** Start of Task input **
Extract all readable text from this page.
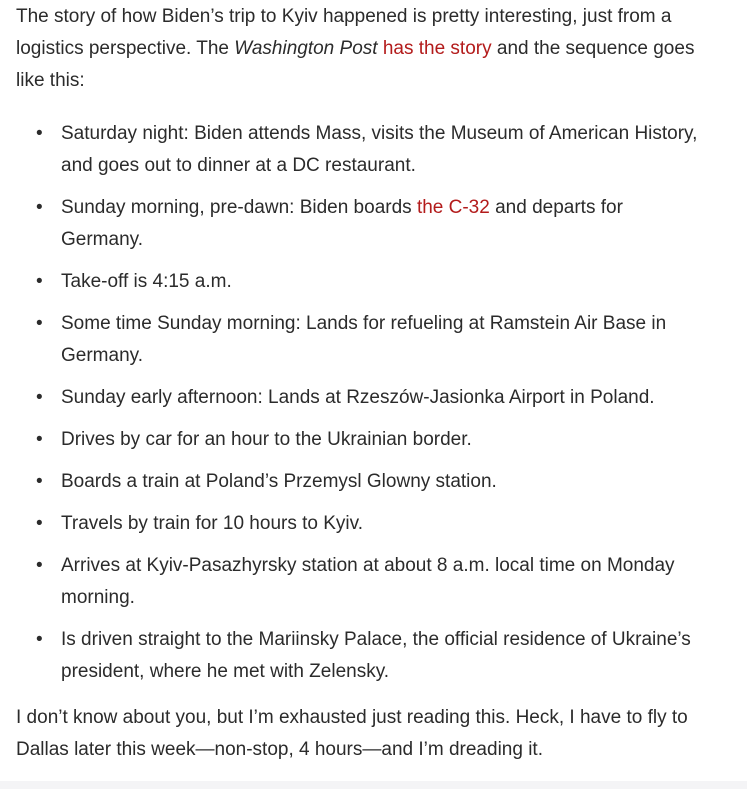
The story of how Biden’s trip to Kyiv happened is pretty interesting, just from a logistics perspective. The Washington Post has the story and the sequence goes like this:

• Saturday night: Biden attends Mass, visits the Museum of American History, and goes out to dinner at a DC restaurant.
• Sunday morning, pre-dawn: Biden boards the C-32 and departs for Germany.
• Take-off is 4:15 a.m.
• Some time Sunday morning: Lands for refueling at Ramstein Air Base in Germany.
• Sunday early afternoon: Lands at Rzeszów-Jasionka Airport in Poland.
• Drives by car for an hour to the Ukrainian border.
• Boards a train at Poland’s Przemysl Glowny station.
• Travels by train for 10 hours to Kyiv.
• Arrives at Kyiv-Pasazhyrsky station at about 8 a.m. local time on Monday morning.
• Is driven straight to the Mariinsky Palace, the official residence of Ukraine’s president, where he met with Zelensky.

I don’t know about you, but I’m exhausted just reading this. Heck, I have to fly to Dallas later this week—non-stop, 4 hours—and I’m dreading it.
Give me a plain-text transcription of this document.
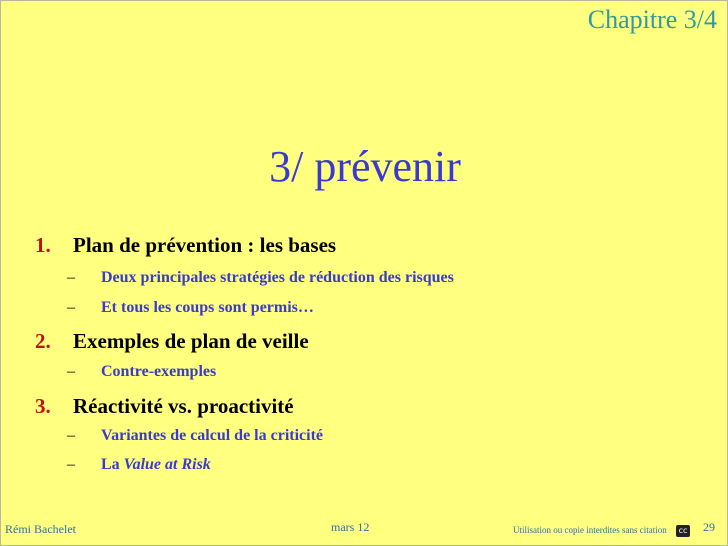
Chapitre 3/4
3/ prévenir
1. Plan de prévention : les bases
– Deux principales stratégies de réduction des risques
– Et tous les coups sont permis…
2. Exemples de plan de veille
– Contre-exemples
3. Réactivité vs. proactivité
– Variantes de calcul de la criticité
– La Value at Risk
Rémi Bachelet	mars 12	Utilisation ou copie interdites sans citation	cc 29
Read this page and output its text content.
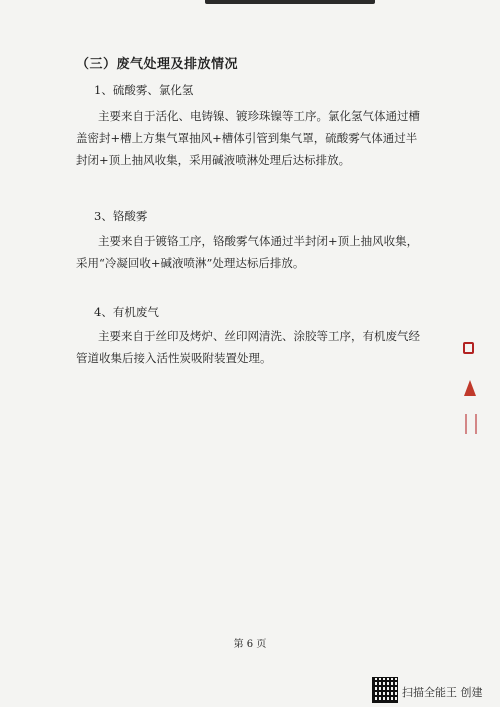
（三）废气处理及排放情况
1、硫酸雾、氯化氢
主要来自于活化、电铸镍、镀珍珠镍等工序。氯化氢气体通过槽盖密封+槽上方集气罩抽风+槽体引管到集气罩，硫酸雾气体通过半封闭+顶上抽风收集，采用碱液喷淋处理后达标排放。
3、铬酸雾
主要来自于镀铬工序，铬酸雾气体通过半封闭+顶上抽风收集，采用“冷凝回收+碱液喷淋”处理达标后排放。
4、有机废气
主要来自于丝印及烤炉、丝印网清洗、涂胶等工序，有机废气经管道收集后接入活性炭吸附装置处理。
第 6 页
扫描全能王 创建
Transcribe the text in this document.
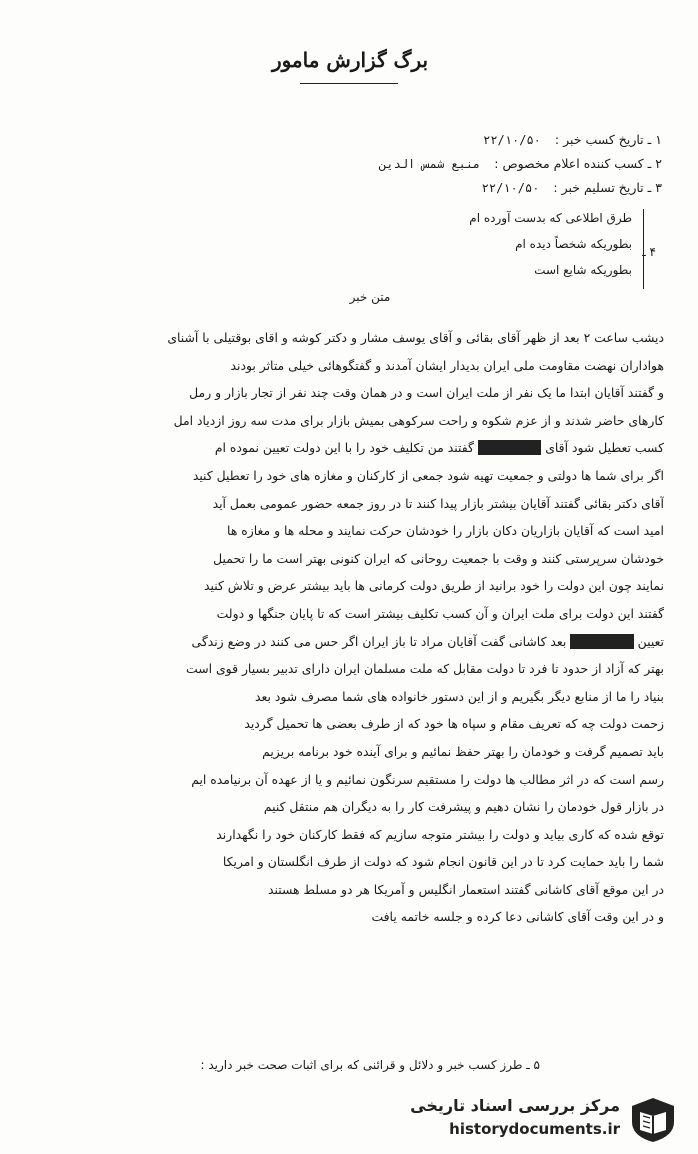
برگ گزارش مامور
۱ ـ تاریخ کسب خبر : ۲۲/۱۰/۵۰
۲ ـ کسب کننده اعلام مخصوص : منبع شمس الدین
۳ ـ تاریخ تسلیم خبر : ۲۲/۱۰/۵۰
۴ ـ
طرق اطلاعی که بدست آورده ام
بطوریکه شخصاً دیده ام
بطوریکه شایع است
متن خبر
دیشب ساعت ۲ بعد از ظهر آقای بقائی و آقای یوسف مشار و دکتر کوشه و اقای بوقتیلی با آشنای
هواداران نهضت مقاومت ملی ایران بدیدار ایشان آمدند و گفتگوهائی خیلی متاثر بودند
و گفتند آقایان ابتدا ما یک نفر از ملت ایران است و در همان وقت چند نفر از تجار بازار و رمل
کارهای حاضر شدند و از عزم شکوه و راحت سرکوهی بمیش بازار برای مدت سه روز ازدیاد امل
کسب تعطیل شود آقای XXXXXXX گفتند من تکلیف خود را با این دولت تعیین نموده ام
اگر برای شما ها دولتی و جمعیت تهیه شود جمعی از کارکنان و مغازه های خود را تعطیل کنید
آقای دکتر بقائی گفتند آقایان بیشتر بازار پیدا کنند تا در روز جمعه حضور عمومی بعمل آید
امید است که آقایان بازاریان دکان بازار را خودشان حرکت نمایند و محله ها و مغازه ها
خودشان سرپرستی کنند و وقت با جمعیت روحانی که ایران کنونی بهتر است ما را تحمیل
نمایند چون این دولت را خود برانید از طریق دولت کرمانی ها باید بیشتر عرض و تلاش کنید
گفتند این دولت برای ملت ایران و آن کسب تکلیف بیشتر است که تا پایان جنگها و دولت
تعیین XXXXXXX بعد کاشانی گفت آقایان مراد تا باز ایران اگر حس می کنند در وضع زندگی
بهتر که آزاد از حدود تا فرد تا دولت مقابل که ملت مسلمان ایران دارای تدبیر بسیار قوی است
بنیاد را ما از منابع دیگر بگیریم و از این دستور خانواده های شما مصرف شود بعد
زحمت دولت چه که تعریف مقام و سپاه ها خود که از طرف بعضی ها تحمیل گردید
باید تصمیم گرفت و خودمان را بهتر حفظ نمائیم و برای آینده خود برنامه بریزیم
رسم است که در اثر مطالب ها دولت را مستقیم سرنگون نمائیم و یا از عهده آن برنیامده ایم
در بازار قول خودمان را نشان دهیم و پیشرفت کار را به دیگران هم منتقل کنیم
توقع شده که کاری بیاید و دولت را بیشتر متوجه سازیم که فقط کارکنان خود را نگهدارند
شما را باید حمایت کرد تا در این قانون انجام شود که دولت از طرف انگلستان و امریکا
در این موقع آقای کاشانی گفتند استعمار انگلیس و آمریکا هر دو مسلط هستند
و در این وقت آقای کاشانی دعا کرده و جلسه خاتمه یافت
۵ ـ طرز کسب خبر و دلائل و قرائنی که برای اثبات صحت خبر دارید :
مرکز بررسی اسناد تاریخی
historydocuments.ir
** End of Task input **
→ Problem
Work through the listing above and report how many lines include the string "station", with no other text.

→ Response
2